EXERCISE AIM —
The data below needs to be returned exactly, line for line.

TASK INPUTS —
○ ○ ○

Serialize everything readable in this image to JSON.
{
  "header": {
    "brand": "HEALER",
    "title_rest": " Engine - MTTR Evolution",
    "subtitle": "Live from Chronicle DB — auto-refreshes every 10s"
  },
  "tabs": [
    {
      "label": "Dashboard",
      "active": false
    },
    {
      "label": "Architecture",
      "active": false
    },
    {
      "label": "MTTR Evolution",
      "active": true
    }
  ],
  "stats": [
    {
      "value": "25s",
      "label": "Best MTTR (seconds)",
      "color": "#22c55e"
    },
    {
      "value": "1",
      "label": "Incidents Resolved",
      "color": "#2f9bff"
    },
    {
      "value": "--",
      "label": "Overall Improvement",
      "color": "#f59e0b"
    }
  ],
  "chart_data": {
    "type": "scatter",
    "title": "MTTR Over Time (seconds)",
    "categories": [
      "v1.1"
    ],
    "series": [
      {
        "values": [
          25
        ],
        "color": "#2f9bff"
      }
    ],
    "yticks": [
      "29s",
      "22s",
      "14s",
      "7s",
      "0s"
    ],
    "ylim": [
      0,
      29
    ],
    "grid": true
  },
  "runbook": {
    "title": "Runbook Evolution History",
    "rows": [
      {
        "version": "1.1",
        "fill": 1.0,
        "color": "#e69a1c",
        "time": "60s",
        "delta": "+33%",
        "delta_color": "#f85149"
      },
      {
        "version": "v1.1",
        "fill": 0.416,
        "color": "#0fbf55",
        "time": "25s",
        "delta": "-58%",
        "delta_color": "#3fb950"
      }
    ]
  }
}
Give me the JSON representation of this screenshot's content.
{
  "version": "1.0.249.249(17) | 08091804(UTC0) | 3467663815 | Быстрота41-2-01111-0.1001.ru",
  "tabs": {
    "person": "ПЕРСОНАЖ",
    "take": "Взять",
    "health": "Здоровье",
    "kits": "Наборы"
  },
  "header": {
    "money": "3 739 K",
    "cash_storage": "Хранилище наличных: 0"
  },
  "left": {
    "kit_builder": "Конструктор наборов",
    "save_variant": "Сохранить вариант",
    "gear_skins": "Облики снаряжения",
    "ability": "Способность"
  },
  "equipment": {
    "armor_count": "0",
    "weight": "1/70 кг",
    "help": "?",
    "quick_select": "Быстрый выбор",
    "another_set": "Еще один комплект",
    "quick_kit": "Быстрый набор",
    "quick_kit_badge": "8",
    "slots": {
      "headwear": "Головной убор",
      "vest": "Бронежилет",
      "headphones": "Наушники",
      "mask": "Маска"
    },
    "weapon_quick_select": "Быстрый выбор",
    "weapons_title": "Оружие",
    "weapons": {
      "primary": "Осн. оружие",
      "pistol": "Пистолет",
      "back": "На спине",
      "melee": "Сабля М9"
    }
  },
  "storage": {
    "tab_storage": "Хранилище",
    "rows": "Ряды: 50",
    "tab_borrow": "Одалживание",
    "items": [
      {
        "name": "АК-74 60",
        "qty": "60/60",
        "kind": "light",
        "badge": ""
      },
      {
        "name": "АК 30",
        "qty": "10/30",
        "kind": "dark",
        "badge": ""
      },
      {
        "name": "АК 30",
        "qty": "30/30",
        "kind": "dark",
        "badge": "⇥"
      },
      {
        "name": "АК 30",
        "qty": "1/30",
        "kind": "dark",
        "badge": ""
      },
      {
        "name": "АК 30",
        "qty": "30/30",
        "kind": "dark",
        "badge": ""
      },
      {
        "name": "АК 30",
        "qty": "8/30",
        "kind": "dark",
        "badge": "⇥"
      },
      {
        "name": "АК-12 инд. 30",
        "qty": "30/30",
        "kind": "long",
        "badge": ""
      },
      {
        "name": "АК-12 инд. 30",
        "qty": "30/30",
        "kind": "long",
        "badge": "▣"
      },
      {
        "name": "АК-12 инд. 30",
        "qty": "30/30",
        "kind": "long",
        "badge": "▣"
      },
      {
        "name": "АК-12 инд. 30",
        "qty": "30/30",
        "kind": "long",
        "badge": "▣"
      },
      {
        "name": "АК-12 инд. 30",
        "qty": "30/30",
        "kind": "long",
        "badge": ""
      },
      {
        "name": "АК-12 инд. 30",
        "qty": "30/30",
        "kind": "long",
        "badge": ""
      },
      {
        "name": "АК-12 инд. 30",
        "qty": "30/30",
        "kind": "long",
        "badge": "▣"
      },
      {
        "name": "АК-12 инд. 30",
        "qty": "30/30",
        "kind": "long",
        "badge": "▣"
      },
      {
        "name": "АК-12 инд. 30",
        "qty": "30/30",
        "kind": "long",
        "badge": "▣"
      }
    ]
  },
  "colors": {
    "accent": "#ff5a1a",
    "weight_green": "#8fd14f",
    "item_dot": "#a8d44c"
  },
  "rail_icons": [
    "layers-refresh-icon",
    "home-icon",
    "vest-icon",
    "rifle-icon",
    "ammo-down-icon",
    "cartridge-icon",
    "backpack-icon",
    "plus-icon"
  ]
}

○ ○ ○

CORRECT RESPONSE —
Serialize everything readable in this image to JSON.
{
  "header": {
    "brand": "HEALER",
    "title_rest": " Engine - MTTR Evolution",
    "subtitle": "Live from Chronicle DB — auto-refreshes every 10s"
  },
  "tabs": [
    {
      "label": "Dashboard",
      "active": false
    },
    {
      "label": "Architecture",
      "active": false
    },
    {
      "label": "MTTR Evolution",
      "active": true
    }
  ],
  "stats": [
    {
      "value": "25s",
      "label": "Best MTTR (seconds)",
      "color": "#22c55e"
    },
    {
      "value": "1",
      "label": "Incidents Resolved",
      "color": "#2f9bff"
    },
    {
      "value": "--",
      "label": "Overall Improvement",
      "color": "#f59e0b"
    }
  ],
  "chart_data": {
    "type": "scatter",
    "title": "MTTR Over Time (seconds)",
    "categories": [
      "v1.1"
    ],
    "series": [
      {
        "values": [
          25
        ],
        "color": "#2f9bff"
      }
    ],
    "yticks": [
      "29s",
      "22s",
      "14s",
      "7s",
      "0s"
    ],
    "ylim": [
      0,
      29
    ],
    "grid": true
  },
  "runbook": {
    "title": "Runbook Evolution History",
    "rows": [
      {
        "version": "1.1",
        "fill": 1.0,
        "color": "#e69a1c",
        "time": "60s",
        "delta": "+33%",
        "delta_color": "#f85149"
      },
      {
        "version": "v1.1",
        "fill": 0.416,
        "color": "#0fbf55",
        "time": "25s",
        "delta": "-58%",
        "delta_color": "#3fb950"
      }
    ]
  }
}
Give me the JSON representation of this screenshot's content.
{
  "version": "1.0.249.249(17) | 08091804(UTC0) | 3467663815 | Быстрота41-2-01111-0.1001.ru",
  "tabs": {
    "person": "ПЕРСОНАЖ",
    "take": "Взять",
    "health": "Здоровье",
    "kits": "Наборы"
  },
  "header": {
    "money": "3 739 K",
    "cash_storage": "Хранилище наличных: 0"
  },
  "left": {
    "kit_builder": "Конструктор наборов",
    "save_variant": "Сохранить вариант",
    "gear_skins": "Облики снаряжения",
    "ability": "Способность"
  },
  "equipment": {
    "armor_count": "0",
    "weight": "1/70 кг",
    "help": "?",
    "quick_select": "Быстрый выбор",
    "another_set": "Еще один комплект",
    "quick_kit": "Быстрый набор",
    "quick_kit_badge": "8",
    "slots": {
      "headwear": "Головной убор",
      "vest": "Бронежилет",
      "headphones": "Наушники",
      "mask": "Маска"
    },
    "weapon_quick_select": "Быстрый выбор",
    "weapons_title": "Оружие",
    "weapons": {
      "primary": "Осн. оружие",
      "pistol": "Пистолет",
      "back": "На спине",
      "melee": "Сабля М9"
    }
  },
  "storage": {
    "tab_storage": "Хранилище",
    "rows": "Ряды: 50",
    "tab_borrow": "Одалживание",
    "items": [
      {
        "name": "АК-74 60",
        "qty": "60/60",
        "kind": "light",
        "badge": ""
      },
      {
        "name": "АК 30",
        "qty": "10/30",
        "kind": "dark",
        "badge": ""
      },
      {
        "name": "АК 30",
        "qty": "30/30",
        "kind": "dark",
        "badge": "⇥"
      },
      {
        "name": "АК 30",
        "qty": "1/30",
        "kind": "dark",
        "badge": ""
      },
      {
        "name": "АК 30",
        "qty": "30/30",
        "kind": "dark",
        "badge": ""
      },
      {
        "name": "АК 30",
        "qty": "8/30",
        "kind": "dark",
        "badge": "⇥"
      },
      {
        "name": "АК-12 инд. 30",
        "qty": "30/30",
        "kind": "long",
        "badge": ""
      },
      {
        "name": "АК-12 инд. 30",
        "qty": "30/30",
        "kind": "long",
        "badge": "▣"
      },
      {
        "name": "АК-12 инд. 30",
        "qty": "30/30",
        "kind": "long",
        "badge": "▣"
      },
      {
        "name": "АК-12 инд. 30",
        "qty": "30/30",
        "kind": "long",
        "badge": "▣"
      },
      {
        "name": "АК-12 инд. 30",
        "qty": "30/30",
        "kind": "long",
        "badge": ""
      },
      {
        "name": "АК-12 инд. 30",
        "qty": "30/30",
        "kind": "long",
        "badge": ""
      },
      {
        "name": "АК-12 инд. 30",
        "qty": "30/30",
        "kind": "long",
        "badge": "▣"
      },
      {
        "name": "АК-12 инд. 30",
        "qty": "30/30",
        "kind": "long",
        "badge": "▣"
      },
      {
        "name": "АК-12 инд. 30",
        "qty": "30/30",
        "kind": "long",
        "badge": "▣"
      }
    ]
  },
  "colors": {
    "accent": "#ff5a1a",
    "weight_green": "#8fd14f",
    "item_dot": "#a8d44c"
  },
  "rail_icons": [
    "layers-refresh-icon",
    "home-icon",
    "vest-icon",
    "rifle-icon",
    "ammo-down-icon",
    "cartridge-icon",
    "backpack-icon",
    "plus-icon"
  ]
}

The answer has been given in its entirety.